[Records from a data source]

** START **

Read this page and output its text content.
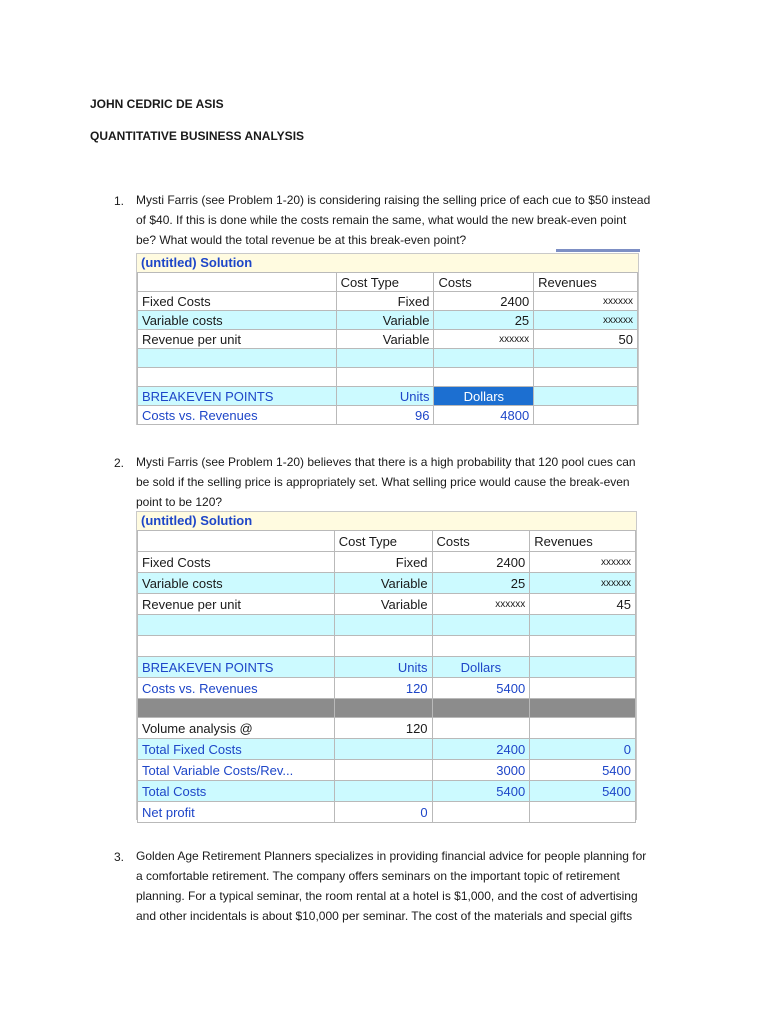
JOHN CEDRIC DE ASIS
QUANTITATIVE BUSINESS ANALYSIS
1. Mysti Farris (see Problem 1-20) is considering raising the selling price of each cue to $50 instead
of $40. If this is done while the costs remain the same, what would the new break-even point
be? What would the total revenue be at this break-even point?
(untitled) Solution
	Cost Type	Costs	Revenues
Fixed Costs	Fixed	2400	xxxxxx
Variable costs	Variable	25	xxxxxx
Revenue per unit	Variable	xxxxxx	50

BREAKEVEN POINTS	Units	Dollars	
Costs vs. Revenues	96	4800	
2. Mysti Farris (see Problem 1-20) believes that there is a high probability that 120 pool cues can
be sold if the selling price is appropriately set. What selling price would cause the break-even
point to be 120?
(untitled) Solution
	Cost Type	Costs	Revenues
Fixed Costs	Fixed	2400	xxxxxx
Variable costs	Variable	25	xxxxxx
Revenue per unit	Variable	xxxxxx	45

BREAKEVEN POINTS	Units	Dollars	
Costs vs. Revenues	120	5400	

Volume analysis @	120		
Total Fixed Costs		2400	0
Total Variable Costs/Rev...		3000	5400
Total Costs		5400	5400
Net profit	0		
3. Golden Age Retirement Planners specializes in providing financial advice for people planning for
a comfortable retirement. The company offers seminars on the important topic of retirement
planning. For a typical seminar, the room rental at a hotel is $1,000, and the cost of advertising
and other incidentals is about $10,000 per seminar. The cost of the materials and special gifts
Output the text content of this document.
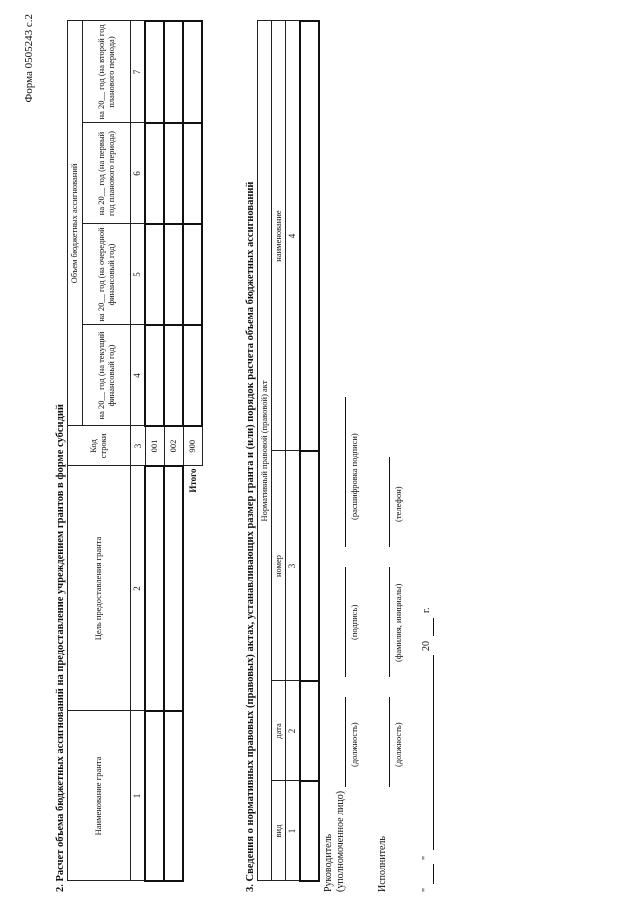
Форма 0505243 с.2
2. Расчет объема бюджетных ассигнований на предоставление учреждением грантов в форме субсидий	Наименование гранта	Цель предоставления гранта	Код строки	Объем бюджетных ассигнований			
			на 20__ год (на текущий финансовый год)	на 20__ год (на очередной финансовый год)	на 20__ год (на первый год планового периода)	на 20__ год (на второй год планового периода)
1	2	3	4	5	6	7
		001				
		002				
	Итого	900					3. Сведения о нормативных правовых (правовых) актах, устанавливающих размер гранта и (или) порядок расчета объема бюджетных ассигнований Нормативный правовой (правовой) акт			
вид	дата	номер	наименование
1	2	3	4

Руководитель (уполномоченное лицо)
(должность)
(подпись)
(расшифровка подписи)
Исполнитель
(должность)
(фамилия, инициалы)
(телефон)
"
"
20
г.
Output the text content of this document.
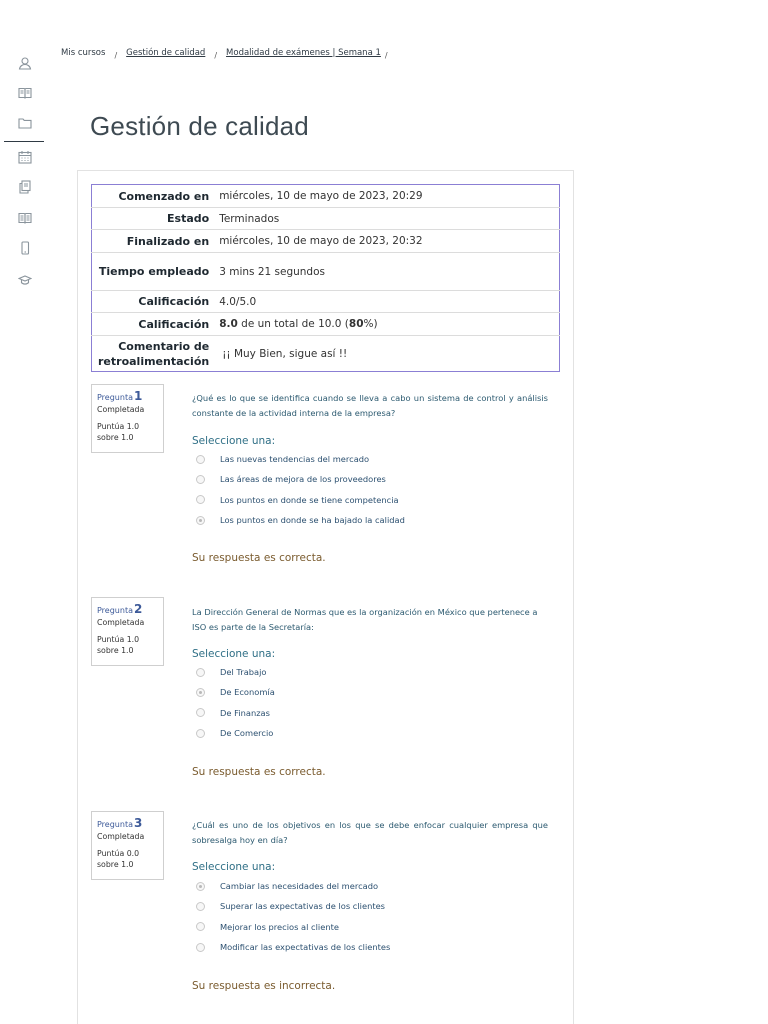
Mis cursos / Gestión de calidad / Modalidad de exámenes | Semana 1 /
Gestión de calidad
Comenzado en	miércoles, 10 de mayo de 2023, 20:29
Estado	Terminados
Finalizado en	miércoles, 10 de mayo de 2023, 20:32
Tiempo empleado	3 mins 21 segundos
Calificación	4.0/5.0
Calificación	8.0 de un total de 10.0 (80%)
Comentario de retroalimentación	¡¡ Muy Bien, sigue así !!
Pregunta1
Completada
Puntúa 1.0
sobre 1.0
¿Qué es lo que se identifica cuando se lleva a cabo un sistema de control y análisis constante de la actividad interna de la empresa?
Seleccione una:
Las nuevas tendencias del mercado
Las áreas de mejora de los proveedores
Los puntos en donde se tiene competencia
Los puntos en donde se ha bajado la calidad
Su respuesta es correcta.
Pregunta2
Completada
Puntúa 1.0
sobre 1.0
La Dirección General de Normas que es la organización en México que pertenece a ISO es parte de la Secretaría:
Seleccione una:
Del Trabajo
De Economía
De Finanzas
De Comercio
Su respuesta es correcta.
Pregunta3
Completada
Puntúa 0.0
sobre 1.0
¿Cuál es uno de los objetivos en los que se debe enfocar cualquier empresa que sobresalga hoy en día?
Seleccione una:
Cambiar las necesidades del mercado
Superar las expectativas de los clientes
Mejorar los precios al cliente
Modificar las expectativas de los clientes
Su respuesta es incorrecta.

** END **

Quote the material word for word, dropping any images it holds.

The output:
Read this page and output its text content.
JOHN CEDRIC DE ASIS
QUANTITATIVE BUSINESS ANALYSIS
1. Mysti Farris (see Problem 1-20) is considering raising the selling price of each cue to $50 instead
of $40. If this is done while the costs remain the same, what would the new break-even point
be? What would the total revenue be at this break-even point?
(untitled) Solution
	Cost Type	Costs	Revenues
Fixed Costs	Fixed	2400	xxxxxx
Variable costs	Variable	25	xxxxxx
Revenue per unit	Variable	xxxxxx	50

BREAKEVEN POINTS	Units	Dollars	
Costs vs. Revenues	96	4800	
2. Mysti Farris (see Problem 1-20) believes that there is a high probability that 120 pool cues can
be sold if the selling price is appropriately set. What selling price would cause the break-even
point to be 120?
(untitled) Solution
	Cost Type	Costs	Revenues
Fixed Costs	Fixed	2400	xxxxxx
Variable costs	Variable	25	xxxxxx
Revenue per unit	Variable	xxxxxx	45

BREAKEVEN POINTS	Units	Dollars	
Costs vs. Revenues	120	5400	

Volume analysis @	120		
Total Fixed Costs		2400	0
Total Variable Costs/Rev...		3000	5400
Total Costs		5400	5400
Net profit	0		
3. Golden Age Retirement Planners specializes in providing financial advice for people planning for
a comfortable retirement. The company offers seminars on the important topic of retirement
planning. For a typical seminar, the room rental at a hotel is $1,000, and the cost of advertising
and other incidentals is about $10,000 per seminar. The cost of the materials and special gifts
Output the text content of this document.
Форма 0505243 с.2
2. Расчет объема бюджетных ассигнований на предоставление учреждением грантов в форме субсидий	Наименование гранта	Цель предоставления гранта	Код строки	Объем бюджетных ассигнований			
			на 20__ год (на текущий финансовый год)	на 20__ год (на очередной финансовый год)	на 20__ год (на первый год планового периода)	на 20__ год (на второй год планового периода)
1	2	3	4	5	6	7
		001				
		002				
	Итого	900					3. Сведения о нормативных правовых (правовых) актах, устанавливающих размер гранта и (или) порядок расчета объема бюджетных ассигнований Нормативный правовой (правовой) акт			
вид	дата	номер	наименование
1	2	3	4

Руководитель (уполномоченное лицо)
(должность)
(подпись)
(расшифровка подписи)
Исполнитель
(должность)
(фамилия, инициалы)
(телефон)
"
"
20
г.
Output the text content of this document.
Mis cursos / Gestión de calidad / Modalidad de exámenes | Semana 1 /
Gestión de calidad
Comenzado en	miércoles, 10 de mayo de 2023, 20:29
Estado	Terminados
Finalizado en	miércoles, 10 de mayo de 2023, 20:32
Tiempo empleado	3 mins 21 segundos
Calificación	4.0/5.0
Calificación	8.0 de un total de 10.0 (80%)
Comentario de retroalimentación	¡¡ Muy Bien, sigue así !!
Pregunta1
Completada
Puntúa 1.0
sobre 1.0
¿Qué es lo que se identifica cuando se lleva a cabo un sistema de control y análisis constante de la actividad interna de la empresa?
Seleccione una:
Las nuevas tendencias del mercado
Las áreas de mejora de los proveedores
Los puntos en donde se tiene competencia
Los puntos en donde se ha bajado la calidad
Su respuesta es correcta.
Pregunta2
Completada
Puntúa 1.0
sobre 1.0
La Dirección General de Normas que es la organización en México que pertenece a ISO es parte de la Secretaría:
Seleccione una:
Del Trabajo
De Economía
De Finanzas
De Comercio
Su respuesta es correcta.
Pregunta3
Completada
Puntúa 0.0
sobre 1.0
¿Cuál es uno de los objetivos en los que se debe enfocar cualquier empresa que sobresalga hoy en día?
Seleccione una:
Cambiar las necesidades del mercado
Superar las expectativas de los clientes
Mejorar los precios al cliente
Modificar las expectativas de los clientes
Su respuesta es incorrecta.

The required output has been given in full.